_Exercise goal_: Take each line containing the word "柠檬片等" and copy it.

=====

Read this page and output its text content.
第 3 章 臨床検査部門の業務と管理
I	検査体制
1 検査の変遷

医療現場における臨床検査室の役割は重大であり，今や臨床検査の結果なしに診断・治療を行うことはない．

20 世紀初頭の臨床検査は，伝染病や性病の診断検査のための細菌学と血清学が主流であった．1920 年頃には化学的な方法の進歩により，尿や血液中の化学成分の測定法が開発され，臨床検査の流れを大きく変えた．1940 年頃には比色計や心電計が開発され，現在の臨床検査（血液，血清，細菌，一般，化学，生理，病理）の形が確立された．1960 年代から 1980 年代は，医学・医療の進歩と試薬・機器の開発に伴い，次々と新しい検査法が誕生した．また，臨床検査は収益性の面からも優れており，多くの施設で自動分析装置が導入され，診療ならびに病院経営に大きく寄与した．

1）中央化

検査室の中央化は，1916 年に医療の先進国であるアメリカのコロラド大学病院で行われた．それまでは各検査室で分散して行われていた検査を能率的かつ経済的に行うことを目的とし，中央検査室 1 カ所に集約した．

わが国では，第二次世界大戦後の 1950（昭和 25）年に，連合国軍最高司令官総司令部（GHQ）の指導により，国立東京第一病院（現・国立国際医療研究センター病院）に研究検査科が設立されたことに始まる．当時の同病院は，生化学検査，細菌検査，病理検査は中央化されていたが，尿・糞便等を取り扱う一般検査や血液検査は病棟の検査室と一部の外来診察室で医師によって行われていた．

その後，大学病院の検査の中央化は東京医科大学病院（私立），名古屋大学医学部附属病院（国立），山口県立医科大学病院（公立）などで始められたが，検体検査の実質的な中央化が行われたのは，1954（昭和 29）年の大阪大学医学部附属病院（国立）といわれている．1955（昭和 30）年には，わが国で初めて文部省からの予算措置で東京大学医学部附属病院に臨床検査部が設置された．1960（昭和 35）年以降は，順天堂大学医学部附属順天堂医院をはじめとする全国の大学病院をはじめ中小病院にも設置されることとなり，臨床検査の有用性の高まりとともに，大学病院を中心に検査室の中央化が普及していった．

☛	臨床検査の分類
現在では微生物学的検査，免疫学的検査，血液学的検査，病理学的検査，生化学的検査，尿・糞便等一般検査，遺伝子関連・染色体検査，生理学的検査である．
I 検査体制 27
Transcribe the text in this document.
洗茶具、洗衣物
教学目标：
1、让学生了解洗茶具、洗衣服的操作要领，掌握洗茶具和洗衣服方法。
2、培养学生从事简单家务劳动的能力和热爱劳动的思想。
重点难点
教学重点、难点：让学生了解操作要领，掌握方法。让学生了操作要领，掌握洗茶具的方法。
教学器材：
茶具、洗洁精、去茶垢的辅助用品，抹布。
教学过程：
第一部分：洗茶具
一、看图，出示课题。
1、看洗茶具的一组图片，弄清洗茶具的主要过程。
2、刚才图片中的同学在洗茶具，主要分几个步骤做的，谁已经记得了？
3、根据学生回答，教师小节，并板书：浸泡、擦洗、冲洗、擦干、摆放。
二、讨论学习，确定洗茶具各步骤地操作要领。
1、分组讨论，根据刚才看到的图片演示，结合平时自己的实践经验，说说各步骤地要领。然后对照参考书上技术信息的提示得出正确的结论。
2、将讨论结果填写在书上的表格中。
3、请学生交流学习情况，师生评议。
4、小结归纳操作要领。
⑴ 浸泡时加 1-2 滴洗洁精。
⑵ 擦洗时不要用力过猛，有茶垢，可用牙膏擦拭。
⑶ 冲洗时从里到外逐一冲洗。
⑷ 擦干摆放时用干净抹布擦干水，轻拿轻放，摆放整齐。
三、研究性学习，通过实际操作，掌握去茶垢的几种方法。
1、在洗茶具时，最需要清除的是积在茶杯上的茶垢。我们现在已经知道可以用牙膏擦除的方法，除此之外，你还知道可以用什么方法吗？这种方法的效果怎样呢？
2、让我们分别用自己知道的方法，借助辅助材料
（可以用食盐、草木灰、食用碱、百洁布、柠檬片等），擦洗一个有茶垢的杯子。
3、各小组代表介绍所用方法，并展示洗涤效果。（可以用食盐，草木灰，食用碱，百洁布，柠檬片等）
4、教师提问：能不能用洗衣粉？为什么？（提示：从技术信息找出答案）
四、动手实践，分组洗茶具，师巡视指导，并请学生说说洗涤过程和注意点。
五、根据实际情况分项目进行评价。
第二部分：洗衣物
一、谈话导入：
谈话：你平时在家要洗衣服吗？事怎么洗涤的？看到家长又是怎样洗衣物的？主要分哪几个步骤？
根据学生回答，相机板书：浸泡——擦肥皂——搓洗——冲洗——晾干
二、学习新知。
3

=====

_Solution for this problem_:
（可以用食盐、草木灰、食用碱、百洁布、柠檬片等），擦洗一个有茶垢的杯子。
3、各小组代表介绍所用方法，并展示洗涤效果。（可以用食盐，草木灰，食用碱，百洁布，柠檬片等）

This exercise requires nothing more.